▶ _Task goal_
Restate every line of the material below word for word, skipping the images.

▶ _Information provided_
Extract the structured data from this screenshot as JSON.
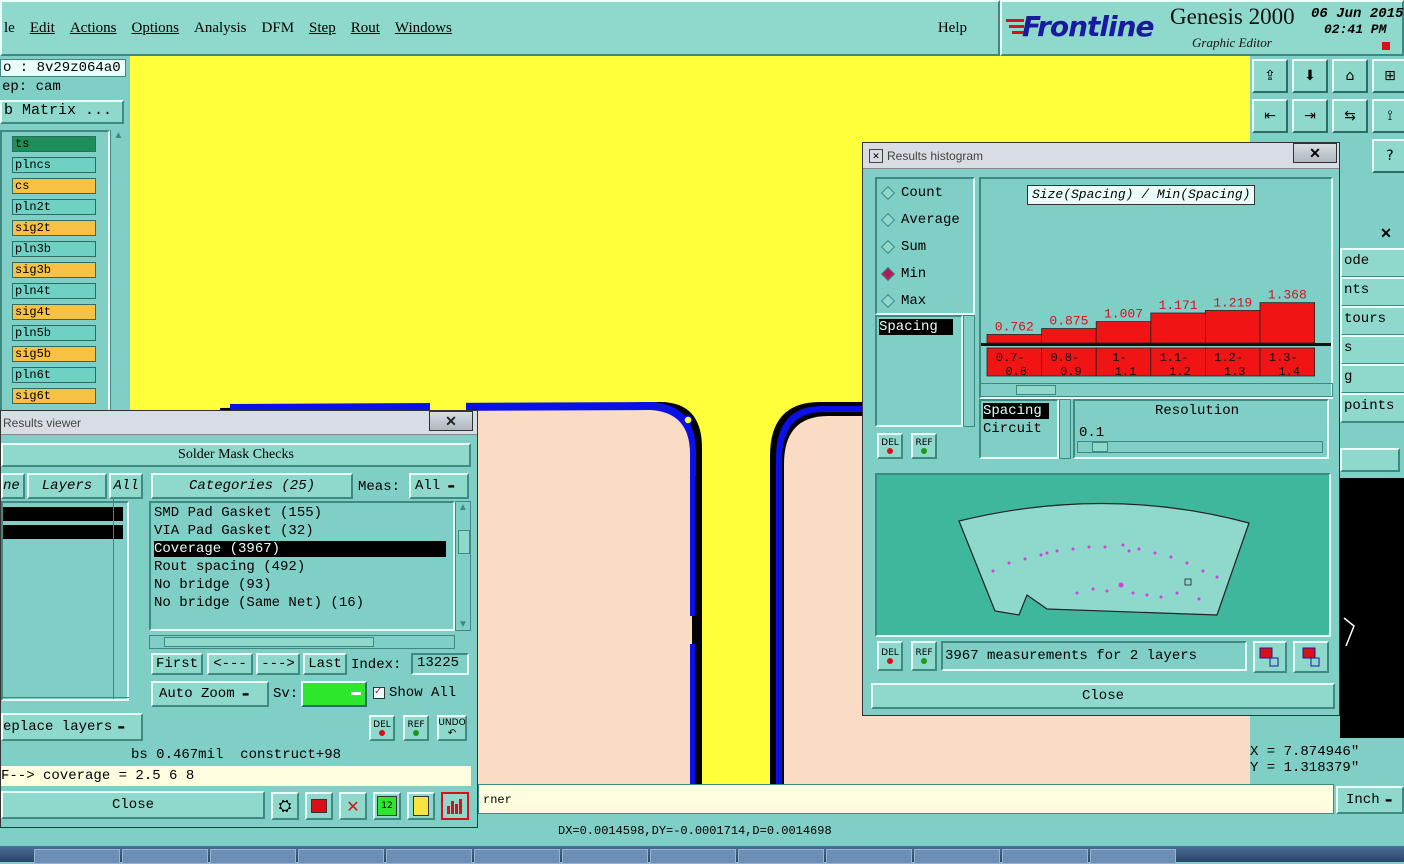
{
  "menu": {
    "items": [
      "le",
      "Edit",
      "Actions",
      "Options",
      "Analysis",
      "DFM",
      "Step",
      "Rout",
      "Windows"
    ],
    "help": "Help"
  },
  "brand": {
    "logo": "Frontline",
    "product": "Genesis 2000",
    "subtitle": "Graphic Editor",
    "date": "06 Jun 2015",
    "time": "02:41 PM"
  },
  "left_panel": {
    "job_line": "o : 8v29z064a0",
    "step_line": "ep: cam",
    "matrix_button": "b Matrix ...",
    "layers": [
      {
        "name": "ts",
        "color": "#1f8f5a"
      },
      {
        "name": "plncs",
        "color": "#6fd0c4"
      },
      {
        "name": "cs",
        "color": "#f7c244"
      },
      {
        "name": "pln2t",
        "color": "#6fd0c4"
      },
      {
        "name": "sig2t",
        "color": "#f7c244"
      },
      {
        "name": "pln3b",
        "color": "#6fd0c4"
      },
      {
        "name": "sig3b",
        "color": "#f7c244"
      },
      {
        "name": "pln4t",
        "color": "#6fd0c4"
      },
      {
        "name": "sig4t",
        "color": "#f7c244"
      },
      {
        "name": "pln5b",
        "color": "#6fd0c4"
      },
      {
        "name": "sig5b",
        "color": "#f7c244"
      },
      {
        "name": "pln6t",
        "color": "#6fd0c4"
      },
      {
        "name": "sig6t",
        "color": "#f7c244"
      }
    ]
  },
  "results_viewer": {
    "title": "Results viewer",
    "header": "Solder Mask Checks",
    "tab_partial": "ne",
    "tab_layers": "Layers",
    "tab_all": "All",
    "categories_label": "Categories (25)",
    "meas_label": "Meas:",
    "meas_value": "All",
    "categories": [
      "SMD Pad Gasket (155)",
      "VIA Pad Gasket (32)",
      "Coverage (3967)",
      "Rout spacing (492)",
      "No bridge (93)",
      "No bridge (Same Net) (16)"
    ],
    "selected_index": 2,
    "nav_first": "First",
    "nav_prev": "<---",
    "nav_next": "--->",
    "nav_last": "Last",
    "index_label": "Index:",
    "index_value": "13225",
    "auto_zoom": "Auto Zoom",
    "sv_label": "Sv:",
    "show_all": "Show All",
    "replace_layers": "eplace layers",
    "icon_del": "DEL",
    "icon_ref": "REF",
    "icon_undo": "UNDO",
    "info_line": "bs 0.467mil  construct+98",
    "formula_line": "F--> coverage = 2.5 6 8",
    "close": "Close"
  },
  "histogram": {
    "title": "Results histogram",
    "options": [
      {
        "label": "Count",
        "selected": false
      },
      {
        "label": "Average",
        "selected": false
      },
      {
        "label": "Sum",
        "selected": false
      },
      {
        "label": "Min",
        "selected": true
      },
      {
        "label": "Max",
        "selected": false
      }
    ],
    "measure_list": [
      "Spacing"
    ],
    "chart_title": "Size(Spacing) / Min(Spacing)",
    "bar_values": [
      "0.762",
      "0.875",
      "1.007",
      "1.171",
      "1.219",
      "1.368"
    ],
    "bar_ranges": [
      [
        "0.7-",
        "0.8"
      ],
      [
        "0.8-",
        "0.9"
      ],
      [
        "1-",
        "1.1"
      ],
      [
        "1.1-",
        "1.2"
      ],
      [
        "1.2-",
        "1.3"
      ],
      [
        "1.3-",
        "1.4"
      ]
    ],
    "group_list": [
      "Spacing",
      "Circuit"
    ],
    "resolution_label": "Resolution",
    "resolution_value": "0.1",
    "measurements_text": "3967 measurements for 2 layers",
    "close": "Close",
    "icon_del": "DEL",
    "icon_ref": "REF"
  },
  "right_panel": {
    "items": [
      "ode",
      "nts",
      "tours",
      "s",
      "g",
      "points"
    ],
    "x_readout": "X = 7.874946\"",
    "y_readout": "Y = 1.318379\"",
    "units": "Inch"
  },
  "status": {
    "message": "rner",
    "coords": "DX=0.0014598,DY=-0.0001714,D=0.0014698"
  },
  "chart_data": {
    "type": "bar",
    "title": "Size(Spacing) / Min(Spacing)",
    "categories": [
      "0.7-0.8",
      "0.8-0.9",
      "1-1.1",
      "1.1-1.2",
      "1.2-1.3",
      "1.3-1.4"
    ],
    "values": [
      0.762,
      0.875,
      1.007,
      1.171,
      1.219,
      1.368
    ],
    "xlabel": "",
    "ylabel": "",
    "color": "#f01414"
  },
  "colors": {
    "canvas": "#ffff3a",
    "pad": "#fadcc4",
    "outline": "#0a10e6",
    "panel": "#7fcfc6",
    "bar": "#f01414"
  }
}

▶ _Exercise result_
Extract the structured data from this screenshot as JSON.
{
  "menu": {
    "items": [
      "le",
      "Edit",
      "Actions",
      "Options",
      "Analysis",
      "DFM",
      "Step",
      "Rout",
      "Windows"
    ],
    "help": "Help"
  },
  "brand": {
    "logo": "Frontline",
    "product": "Genesis 2000",
    "subtitle": "Graphic Editor",
    "date": "06 Jun 2015",
    "time": "02:41 PM"
  },
  "left_panel": {
    "job_line": "o : 8v29z064a0",
    "step_line": "ep: cam",
    "matrix_button": "b Matrix ...",
    "layers": [
      {
        "name": "ts",
        "color": "#1f8f5a"
      },
      {
        "name": "plncs",
        "color": "#6fd0c4"
      },
      {
        "name": "cs",
        "color": "#f7c244"
      },
      {
        "name": "pln2t",
        "color": "#6fd0c4"
      },
      {
        "name": "sig2t",
        "color": "#f7c244"
      },
      {
        "name": "pln3b",
        "color": "#6fd0c4"
      },
      {
        "name": "sig3b",
        "color": "#f7c244"
      },
      {
        "name": "pln4t",
        "color": "#6fd0c4"
      },
      {
        "name": "sig4t",
        "color": "#f7c244"
      },
      {
        "name": "pln5b",
        "color": "#6fd0c4"
      },
      {
        "name": "sig5b",
        "color": "#f7c244"
      },
      {
        "name": "pln6t",
        "color": "#6fd0c4"
      },
      {
        "name": "sig6t",
        "color": "#f7c244"
      }
    ]
  },
  "results_viewer": {
    "title": "Results viewer",
    "header": "Solder Mask Checks",
    "tab_partial": "ne",
    "tab_layers": "Layers",
    "tab_all": "All",
    "categories_label": "Categories (25)",
    "meas_label": "Meas:",
    "meas_value": "All",
    "categories": [
      "SMD Pad Gasket (155)",
      "VIA Pad Gasket (32)",
      "Coverage (3967)",
      "Rout spacing (492)",
      "No bridge (93)",
      "No bridge (Same Net) (16)"
    ],
    "selected_index": 2,
    "nav_first": "First",
    "nav_prev": "<---",
    "nav_next": "--->",
    "nav_last": "Last",
    "index_label": "Index:",
    "index_value": "13225",
    "auto_zoom": "Auto Zoom",
    "sv_label": "Sv:",
    "show_all": "Show All",
    "replace_layers": "eplace layers",
    "icon_del": "DEL",
    "icon_ref": "REF",
    "icon_undo": "UNDO",
    "info_line": "bs 0.467mil  construct+98",
    "formula_line": "F--> coverage = 2.5 6 8",
    "close": "Close"
  },
  "histogram": {
    "title": "Results histogram",
    "options": [
      {
        "label": "Count",
        "selected": false
      },
      {
        "label": "Average",
        "selected": false
      },
      {
        "label": "Sum",
        "selected": false
      },
      {
        "label": "Min",
        "selected": true
      },
      {
        "label": "Max",
        "selected": false
      }
    ],
    "measure_list": [
      "Spacing"
    ],
    "chart_title": "Size(Spacing) / Min(Spacing)",
    "bar_values": [
      "0.762",
      "0.875",
      "1.007",
      "1.171",
      "1.219",
      "1.368"
    ],
    "bar_ranges": [
      [
        "0.7-",
        "0.8"
      ],
      [
        "0.8-",
        "0.9"
      ],
      [
        "1-",
        "1.1"
      ],
      [
        "1.1-",
        "1.2"
      ],
      [
        "1.2-",
        "1.3"
      ],
      [
        "1.3-",
        "1.4"
      ]
    ],
    "group_list": [
      "Spacing",
      "Circuit"
    ],
    "resolution_label": "Resolution",
    "resolution_value": "0.1",
    "measurements_text": "3967 measurements for 2 layers",
    "close": "Close",
    "icon_del": "DEL",
    "icon_ref": "REF"
  },
  "right_panel": {
    "items": [
      "ode",
      "nts",
      "tours",
      "s",
      "g",
      "points"
    ],
    "x_readout": "X = 7.874946\"",
    "y_readout": "Y = 1.318379\"",
    "units": "Inch"
  },
  "status": {
    "message": "rner",
    "coords": "DX=0.0014598,DY=-0.0001714,D=0.0014698"
  },
  "chart_data": {
    "type": "bar",
    "title": "Size(Spacing) / Min(Spacing)",
    "categories": [
      "0.7-0.8",
      "0.8-0.9",
      "1-1.1",
      "1.1-1.2",
      "1.2-1.3",
      "1.3-1.4"
    ],
    "values": [
      0.762,
      0.875,
      1.007,
      1.171,
      1.219,
      1.368
    ],
    "xlabel": "",
    "ylabel": "",
    "color": "#f01414"
  },
  "colors": {
    "canvas": "#ffff3a",
    "pad": "#fadcc4",
    "outline": "#0a10e6",
    "panel": "#7fcfc6",
    "bar": "#f01414"
  }
}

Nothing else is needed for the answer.